What needs to be done:
Transcribe the full listing below exactly.

◆ ◆ ◆ ◆ ◆

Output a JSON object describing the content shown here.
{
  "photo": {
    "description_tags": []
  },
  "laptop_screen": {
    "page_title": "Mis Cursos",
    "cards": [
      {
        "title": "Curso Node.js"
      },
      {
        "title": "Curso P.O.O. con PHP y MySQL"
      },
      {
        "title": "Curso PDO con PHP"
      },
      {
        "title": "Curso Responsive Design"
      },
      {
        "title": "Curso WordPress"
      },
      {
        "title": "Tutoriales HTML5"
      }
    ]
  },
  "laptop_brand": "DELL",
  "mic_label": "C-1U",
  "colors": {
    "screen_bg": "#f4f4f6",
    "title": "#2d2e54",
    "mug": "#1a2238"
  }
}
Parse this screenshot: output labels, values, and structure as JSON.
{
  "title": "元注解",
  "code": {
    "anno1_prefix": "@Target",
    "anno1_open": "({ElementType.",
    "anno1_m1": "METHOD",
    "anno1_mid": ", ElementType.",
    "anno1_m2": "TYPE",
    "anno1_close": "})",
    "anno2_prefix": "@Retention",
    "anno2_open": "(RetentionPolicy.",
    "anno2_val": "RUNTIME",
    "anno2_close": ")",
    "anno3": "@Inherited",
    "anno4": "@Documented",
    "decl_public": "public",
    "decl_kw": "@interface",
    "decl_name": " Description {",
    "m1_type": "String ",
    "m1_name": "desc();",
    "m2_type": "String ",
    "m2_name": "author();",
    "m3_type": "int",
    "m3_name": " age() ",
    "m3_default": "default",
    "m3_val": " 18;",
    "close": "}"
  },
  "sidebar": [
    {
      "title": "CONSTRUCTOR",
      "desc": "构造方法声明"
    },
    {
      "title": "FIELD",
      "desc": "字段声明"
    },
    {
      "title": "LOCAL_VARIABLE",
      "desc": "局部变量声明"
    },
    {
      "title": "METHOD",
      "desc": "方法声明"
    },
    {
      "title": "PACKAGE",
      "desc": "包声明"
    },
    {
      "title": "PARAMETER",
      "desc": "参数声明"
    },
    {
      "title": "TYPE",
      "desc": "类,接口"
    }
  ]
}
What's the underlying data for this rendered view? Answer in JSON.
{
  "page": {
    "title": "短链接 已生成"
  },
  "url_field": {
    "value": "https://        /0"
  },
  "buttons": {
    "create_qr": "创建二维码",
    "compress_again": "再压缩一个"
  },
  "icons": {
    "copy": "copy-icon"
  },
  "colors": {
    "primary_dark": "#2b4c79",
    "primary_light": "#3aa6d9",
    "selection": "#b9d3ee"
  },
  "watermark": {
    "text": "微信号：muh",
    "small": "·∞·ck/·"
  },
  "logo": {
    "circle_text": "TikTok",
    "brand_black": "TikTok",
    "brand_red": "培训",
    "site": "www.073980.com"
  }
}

◆ ◆ ◆ ◆ ◆

Expected answer:
Output a JSON object describing the content shown here.
{
  "photo": {
    "description_tags": []
  },
  "laptop_screen": {
    "page_title": "Mis Cursos",
    "cards": [
      {
        "title": "Curso Node.js"
      },
      {
        "title": "Curso P.O.O. con PHP y MySQL"
      },
      {
        "title": "Curso PDO con PHP"
      },
      {
        "title": "Curso Responsive Design"
      },
      {
        "title": "Curso WordPress"
      },
      {
        "title": "Tutoriales HTML5"
      }
    ]
  },
  "laptop_brand": "DELL",
  "mic_label": "C-1U",
  "colors": {
    "screen_bg": "#f4f4f6",
    "title": "#2d2e54",
    "mug": "#1a2238"
  }
}
Parse this screenshot: output labels, values, and structure as JSON.
{
  "title": "元注解",
  "code": {
    "anno1_prefix": "@Target",
    "anno1_open": "({ElementType.",
    "anno1_m1": "METHOD",
    "anno1_mid": ", ElementType.",
    "anno1_m2": "TYPE",
    "anno1_close": "})",
    "anno2_prefix": "@Retention",
    "anno2_open": "(RetentionPolicy.",
    "anno2_val": "RUNTIME",
    "anno2_close": ")",
    "anno3": "@Inherited",
    "anno4": "@Documented",
    "decl_public": "public",
    "decl_kw": "@interface",
    "decl_name": " Description {",
    "m1_type": "String ",
    "m1_name": "desc();",
    "m2_type": "String ",
    "m2_name": "author();",
    "m3_type": "int",
    "m3_name": " age() ",
    "m3_default": "default",
    "m3_val": " 18;",
    "close": "}"
  },
  "sidebar": [
    {
      "title": "CONSTRUCTOR",
      "desc": "构造方法声明"
    },
    {
      "title": "FIELD",
      "desc": "字段声明"
    },
    {
      "title": "LOCAL_VARIABLE",
      "desc": "局部变量声明"
    },
    {
      "title": "METHOD",
      "desc": "方法声明"
    },
    {
      "title": "PACKAGE",
      "desc": "包声明"
    },
    {
      "title": "PARAMETER",
      "desc": "参数声明"
    },
    {
      "title": "TYPE",
      "desc": "类,接口"
    }
  ]
}
What's the underlying data for this rendered view? Answer in JSON.
{
  "page": {
    "title": "短链接 已生成"
  },
  "url_field": {
    "value": "https://        /0"
  },
  "buttons": {
    "create_qr": "创建二维码",
    "compress_again": "再压缩一个"
  },
  "icons": {
    "copy": "copy-icon"
  },
  "colors": {
    "primary_dark": "#2b4c79",
    "primary_light": "#3aa6d9",
    "selection": "#b9d3ee"
  },
  "watermark": {
    "text": "微信号：muh",
    "small": "·∞·ck/·"
  },
  "logo": {
    "circle_text": "TikTok",
    "brand_black": "TikTok",
    "brand_red": "培训",
    "site": "www.073980.com"
  }
}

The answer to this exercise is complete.